## [The task]
Every entry below should be transcribed exactly; pictures stay out of the copy.

%%

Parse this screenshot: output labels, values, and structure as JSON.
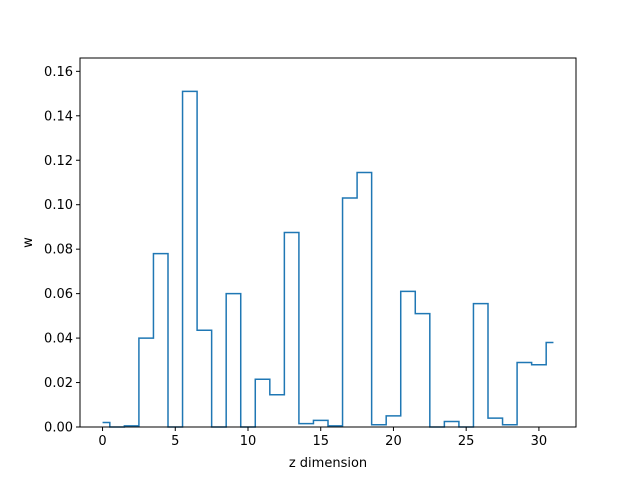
{
  "chart_data": {
    "type": "line",
    "drawstyle": "steps-mid",
    "title": "",
    "xlabel": "z dimension",
    "ylabel": "w",
    "xlim": [
      -1.55,
      32.55
    ],
    "ylim": [
      0,
      0.166
    ],
    "xticks": [
      0,
      5,
      10,
      15,
      20,
      25,
      30
    ],
    "xtick_labels": [
      "0",
      "5",
      "10",
      "15",
      "20",
      "25",
      "30"
    ],
    "yticks": [
      0,
      0.02,
      0.04,
      0.06,
      0.08,
      0.1,
      0.12,
      0.14,
      0.16
    ],
    "ytick_labels": [
      "0.00",
      "0.02",
      "0.04",
      "0.06",
      "0.08",
      "0.10",
      "0.12",
      "0.14",
      "0.16"
    ],
    "grid": false,
    "legend": null,
    "series": [
      {
        "color": "#1f77b4",
        "x": [
          0,
          1,
          2,
          3,
          4,
          5,
          6,
          7,
          8,
          9,
          10,
          11,
          12,
          13,
          14,
          15,
          16,
          17,
          18,
          19,
          20,
          21,
          22,
          23,
          24,
          25,
          26,
          27,
          28,
          29,
          30,
          31
        ],
        "values": [
          0.002,
          0.0,
          0.0005,
          0.04,
          0.078,
          0.0,
          0.151,
          0.0435,
          0.0,
          0.06,
          0.0,
          0.0215,
          0.0145,
          0.0875,
          0.0015,
          0.003,
          0.0005,
          0.103,
          0.1145,
          0.001,
          0.005,
          0.061,
          0.051,
          0.0,
          0.0025,
          0.0,
          0.0555,
          0.004,
          0.001,
          0.029,
          0.028,
          0.038
        ]
      }
    ]
  }
}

%%

## [Final answer]
Parse this screenshot: output labels, values, and structure as JSON.
{
  "chart_data": {
    "type": "line",
    "drawstyle": "steps-mid",
    "title": "",
    "xlabel": "z dimension",
    "ylabel": "w",
    "xlim": [
      -1.55,
      32.55
    ],
    "ylim": [
      0,
      0.166
    ],
    "xticks": [
      0,
      5,
      10,
      15,
      20,
      25,
      30
    ],
    "xtick_labels": [
      "0",
      "5",
      "10",
      "15",
      "20",
      "25",
      "30"
    ],
    "yticks": [
      0,
      0.02,
      0.04,
      0.06,
      0.08,
      0.1,
      0.12,
      0.14,
      0.16
    ],
    "ytick_labels": [
      "0.00",
      "0.02",
      "0.04",
      "0.06",
      "0.08",
      "0.10",
      "0.12",
      "0.14",
      "0.16"
    ],
    "grid": false,
    "legend": null,
    "series": [
      {
        "color": "#1f77b4",
        "x": [
          0,
          1,
          2,
          3,
          4,
          5,
          6,
          7,
          8,
          9,
          10,
          11,
          12,
          13,
          14,
          15,
          16,
          17,
          18,
          19,
          20,
          21,
          22,
          23,
          24,
          25,
          26,
          27,
          28,
          29,
          30,
          31
        ],
        "values": [
          0.002,
          0.0,
          0.0005,
          0.04,
          0.078,
          0.0,
          0.151,
          0.0435,
          0.0,
          0.06,
          0.0,
          0.0215,
          0.0145,
          0.0875,
          0.0015,
          0.003,
          0.0005,
          0.103,
          0.1145,
          0.001,
          0.005,
          0.061,
          0.051,
          0.0,
          0.0025,
          0.0,
          0.0555,
          0.004,
          0.001,
          0.029,
          0.028,
          0.038
        ]
      }
    ]
  }
}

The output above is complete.